(Data excerpts)
* BEGIN *
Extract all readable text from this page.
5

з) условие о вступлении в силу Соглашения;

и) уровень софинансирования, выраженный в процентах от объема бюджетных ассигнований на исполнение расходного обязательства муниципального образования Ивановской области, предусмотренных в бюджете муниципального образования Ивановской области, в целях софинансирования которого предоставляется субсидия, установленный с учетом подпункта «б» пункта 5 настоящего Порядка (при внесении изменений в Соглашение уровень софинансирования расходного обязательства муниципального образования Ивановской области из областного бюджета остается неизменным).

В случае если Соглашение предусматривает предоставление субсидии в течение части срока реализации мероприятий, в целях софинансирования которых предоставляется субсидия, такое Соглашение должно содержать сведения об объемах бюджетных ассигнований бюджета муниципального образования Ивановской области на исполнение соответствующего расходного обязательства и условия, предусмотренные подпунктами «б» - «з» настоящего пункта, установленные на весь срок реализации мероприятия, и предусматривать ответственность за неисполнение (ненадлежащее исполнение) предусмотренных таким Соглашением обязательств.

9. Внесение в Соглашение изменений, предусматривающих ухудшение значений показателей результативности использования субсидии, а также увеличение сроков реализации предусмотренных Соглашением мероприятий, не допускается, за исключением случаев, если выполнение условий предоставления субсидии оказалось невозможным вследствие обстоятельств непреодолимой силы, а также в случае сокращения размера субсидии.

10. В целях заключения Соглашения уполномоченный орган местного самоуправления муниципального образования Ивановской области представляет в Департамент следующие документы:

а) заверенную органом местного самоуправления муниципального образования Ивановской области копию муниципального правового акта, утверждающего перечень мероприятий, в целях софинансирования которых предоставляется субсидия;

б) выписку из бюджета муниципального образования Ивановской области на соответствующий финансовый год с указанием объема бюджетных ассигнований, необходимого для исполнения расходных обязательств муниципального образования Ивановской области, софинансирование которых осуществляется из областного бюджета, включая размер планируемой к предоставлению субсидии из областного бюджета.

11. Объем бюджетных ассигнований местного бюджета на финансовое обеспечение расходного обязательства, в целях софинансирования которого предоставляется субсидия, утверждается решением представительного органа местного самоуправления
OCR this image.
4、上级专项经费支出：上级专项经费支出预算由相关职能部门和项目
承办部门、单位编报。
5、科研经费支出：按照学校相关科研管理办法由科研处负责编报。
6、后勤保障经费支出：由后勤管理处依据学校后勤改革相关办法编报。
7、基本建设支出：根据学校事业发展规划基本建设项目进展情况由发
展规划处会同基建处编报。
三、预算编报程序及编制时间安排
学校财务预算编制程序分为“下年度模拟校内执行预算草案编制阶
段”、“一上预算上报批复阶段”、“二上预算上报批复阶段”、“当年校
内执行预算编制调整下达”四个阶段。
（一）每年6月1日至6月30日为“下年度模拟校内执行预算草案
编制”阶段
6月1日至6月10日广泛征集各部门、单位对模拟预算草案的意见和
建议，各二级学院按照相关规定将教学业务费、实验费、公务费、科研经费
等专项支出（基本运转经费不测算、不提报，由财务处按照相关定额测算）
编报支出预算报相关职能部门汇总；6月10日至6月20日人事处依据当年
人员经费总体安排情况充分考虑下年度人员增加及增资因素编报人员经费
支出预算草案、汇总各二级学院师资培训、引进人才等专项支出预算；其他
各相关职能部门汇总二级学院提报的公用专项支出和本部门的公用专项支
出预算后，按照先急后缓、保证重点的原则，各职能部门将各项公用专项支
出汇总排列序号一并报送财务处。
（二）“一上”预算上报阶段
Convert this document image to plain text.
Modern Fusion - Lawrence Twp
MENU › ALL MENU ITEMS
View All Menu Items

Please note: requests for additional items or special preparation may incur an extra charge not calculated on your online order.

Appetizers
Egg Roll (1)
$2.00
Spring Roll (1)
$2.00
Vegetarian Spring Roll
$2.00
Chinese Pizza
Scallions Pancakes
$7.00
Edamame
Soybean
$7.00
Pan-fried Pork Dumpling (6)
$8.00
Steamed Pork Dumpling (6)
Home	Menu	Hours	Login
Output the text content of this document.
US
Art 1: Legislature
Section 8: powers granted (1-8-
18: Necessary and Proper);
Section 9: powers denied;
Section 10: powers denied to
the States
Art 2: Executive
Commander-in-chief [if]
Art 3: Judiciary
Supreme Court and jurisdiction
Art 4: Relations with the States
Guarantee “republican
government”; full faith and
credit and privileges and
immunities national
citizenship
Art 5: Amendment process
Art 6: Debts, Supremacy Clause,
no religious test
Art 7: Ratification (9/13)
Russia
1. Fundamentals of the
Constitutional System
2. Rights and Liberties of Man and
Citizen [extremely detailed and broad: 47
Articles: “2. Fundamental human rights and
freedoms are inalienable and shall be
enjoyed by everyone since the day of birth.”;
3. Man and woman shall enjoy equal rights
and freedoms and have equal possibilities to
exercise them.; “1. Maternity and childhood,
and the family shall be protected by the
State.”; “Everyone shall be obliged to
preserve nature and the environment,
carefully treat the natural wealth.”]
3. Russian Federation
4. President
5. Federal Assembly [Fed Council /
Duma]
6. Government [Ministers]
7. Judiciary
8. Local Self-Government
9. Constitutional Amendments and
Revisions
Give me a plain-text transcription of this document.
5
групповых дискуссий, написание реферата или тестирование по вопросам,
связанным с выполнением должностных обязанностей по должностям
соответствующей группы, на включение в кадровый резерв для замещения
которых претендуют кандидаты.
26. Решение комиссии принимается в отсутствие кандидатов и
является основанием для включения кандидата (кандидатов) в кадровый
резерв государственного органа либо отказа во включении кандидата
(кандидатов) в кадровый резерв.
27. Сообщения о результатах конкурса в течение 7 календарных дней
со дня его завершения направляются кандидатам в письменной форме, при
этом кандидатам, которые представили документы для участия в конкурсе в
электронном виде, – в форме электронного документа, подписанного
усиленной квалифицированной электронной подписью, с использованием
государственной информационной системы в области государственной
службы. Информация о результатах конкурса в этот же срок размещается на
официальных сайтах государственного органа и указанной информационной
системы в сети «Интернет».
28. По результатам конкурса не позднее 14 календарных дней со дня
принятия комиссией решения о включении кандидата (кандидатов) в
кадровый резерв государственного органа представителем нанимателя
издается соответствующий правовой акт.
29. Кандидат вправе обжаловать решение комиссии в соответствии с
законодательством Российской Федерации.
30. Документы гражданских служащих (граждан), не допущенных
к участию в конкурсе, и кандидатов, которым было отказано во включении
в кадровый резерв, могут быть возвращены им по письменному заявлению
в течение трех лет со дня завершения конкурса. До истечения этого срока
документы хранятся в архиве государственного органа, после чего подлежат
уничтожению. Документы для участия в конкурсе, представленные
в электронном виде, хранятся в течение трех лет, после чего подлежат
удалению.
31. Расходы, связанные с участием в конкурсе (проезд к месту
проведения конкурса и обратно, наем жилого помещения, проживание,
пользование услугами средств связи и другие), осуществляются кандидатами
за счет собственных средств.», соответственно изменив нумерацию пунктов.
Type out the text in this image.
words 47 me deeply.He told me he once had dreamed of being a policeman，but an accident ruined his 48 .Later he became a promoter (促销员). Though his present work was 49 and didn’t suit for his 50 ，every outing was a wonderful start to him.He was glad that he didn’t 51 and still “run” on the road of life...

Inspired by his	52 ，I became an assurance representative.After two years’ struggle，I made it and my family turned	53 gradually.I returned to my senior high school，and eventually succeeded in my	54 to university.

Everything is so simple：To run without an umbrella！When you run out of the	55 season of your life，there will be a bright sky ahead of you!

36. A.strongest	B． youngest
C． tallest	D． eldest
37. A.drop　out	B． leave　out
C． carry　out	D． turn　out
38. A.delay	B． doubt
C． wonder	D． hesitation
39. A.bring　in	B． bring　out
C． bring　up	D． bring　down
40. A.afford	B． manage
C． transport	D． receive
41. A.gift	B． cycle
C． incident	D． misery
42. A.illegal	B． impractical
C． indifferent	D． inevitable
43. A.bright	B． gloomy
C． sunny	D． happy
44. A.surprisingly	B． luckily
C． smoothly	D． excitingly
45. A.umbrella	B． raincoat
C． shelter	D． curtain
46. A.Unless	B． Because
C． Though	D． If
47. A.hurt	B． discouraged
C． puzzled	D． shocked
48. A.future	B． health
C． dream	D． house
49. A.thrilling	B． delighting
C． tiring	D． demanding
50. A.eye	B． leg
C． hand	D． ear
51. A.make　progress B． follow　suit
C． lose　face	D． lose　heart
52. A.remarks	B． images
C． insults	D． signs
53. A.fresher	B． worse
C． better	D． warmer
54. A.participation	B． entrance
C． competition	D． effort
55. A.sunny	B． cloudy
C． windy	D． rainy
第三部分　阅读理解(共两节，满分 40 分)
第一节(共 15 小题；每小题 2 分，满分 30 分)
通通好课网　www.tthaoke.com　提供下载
* END *
▸ Requirement:
Copy out all lines above that include the string "text".

▸ Exercise output:
Extract all readable text from this page.
Convert this document image to plain text.
Output the text content of this document.
Give me a plain-text transcription of this document.
Type out the text in this image.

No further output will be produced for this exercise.